▶ _WHAT TO PRODUCE_
Return the material word for word. Do not include pictures.
## BEGIN RECORDS SHOWN
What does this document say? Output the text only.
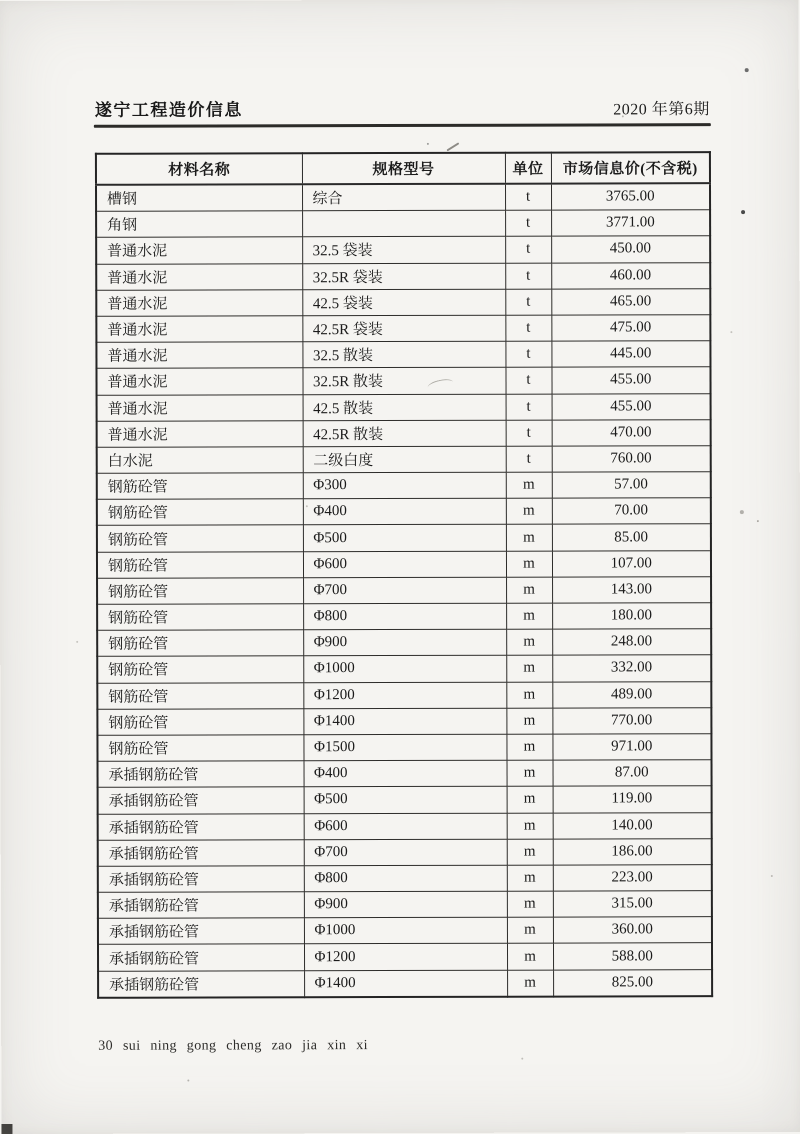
遂宁工程造价信息	2020 年第6期
材料名称	规格型号	单位	市场信息价(不含税)
槽钢	综合	t	3765.00
角钢		t	3771.00
普通水泥	32.5 袋装	t	450.00
普通水泥	32.5R 袋装	t	460.00
普通水泥	42.5 袋装	t	465.00
普通水泥	42.5R 袋装	t	475.00
普通水泥	32.5 散装	t	445.00
普通水泥	32.5R 散装	t	455.00
普通水泥	42.5 散装	t	455.00
普通水泥	42.5R 散装	t	470.00
白水泥	二级白度	t	760.00
钢筋砼管	Φ300	m	57.00
钢筋砼管	Φ400	m	70.00
钢筋砼管	Φ500	m	85.00
钢筋砼管	Φ600	m	107.00
钢筋砼管	Φ700	m	143.00
钢筋砼管	Φ800	m	180.00
钢筋砼管	Φ900	m	248.00
钢筋砼管	Φ1000	m	332.00
钢筋砼管	Φ1200	m	489.00
钢筋砼管	Φ1400	m	770.00
钢筋砼管	Φ1500	m	971.00
承插钢筋砼管	Φ400	m	87.00
承插钢筋砼管	Φ500	m	119.00
承插钢筋砼管	Φ600	m	140.00
承插钢筋砼管	Φ700	m	186.00
承插钢筋砼管	Φ800	m	223.00
承插钢筋砼管	Φ900	m	315.00
承插钢筋砼管	Φ1000	m	360.00
承插钢筋砼管	Φ1200	m	588.00
承插钢筋砼管	Φ1400	m	825.00
30 sui ning gong cheng zao jia xin xi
## END RECORDS SHOWN
▶ _ANSWER TO THIS TASK_
What does this document say? Output the text only.
遂宁工程造价信息	2020 年第6期
材料名称	规格型号	单位	市场信息价(不含税)
槽钢	综合	t	3765.00
角钢		t	3771.00
普通水泥	32.5 袋装	t	450.00
普通水泥	32.5R 袋装	t	460.00
普通水泥	42.5 袋装	t	465.00
普通水泥	42.5R 袋装	t	475.00
普通水泥	32.5 散装	t	445.00
普通水泥	32.5R 散装	t	455.00
普通水泥	42.5 散装	t	455.00
普通水泥	42.5R 散装	t	470.00
白水泥	二级白度	t	760.00
钢筋砼管	Φ300	m	57.00
钢筋砼管	Φ400	m	70.00
钢筋砼管	Φ500	m	85.00
钢筋砼管	Φ600	m	107.00
钢筋砼管	Φ700	m	143.00
钢筋砼管	Φ800	m	180.00
钢筋砼管	Φ900	m	248.00
钢筋砼管	Φ1000	m	332.00
钢筋砼管	Φ1200	m	489.00
钢筋砼管	Φ1400	m	770.00
钢筋砼管	Φ1500	m	971.00
承插钢筋砼管	Φ400	m	87.00
承插钢筋砼管	Φ500	m	119.00
承插钢筋砼管	Φ600	m	140.00
承插钢筋砼管	Φ700	m	186.00
承插钢筋砼管	Φ800	m	223.00
承插钢筋砼管	Φ900	m	315.00
承插钢筋砼管	Φ1000	m	360.00
承插钢筋砼管	Φ1200	m	588.00
承插钢筋砼管	Φ1400	m	825.00
30 sui ning gong cheng zao jia xin xi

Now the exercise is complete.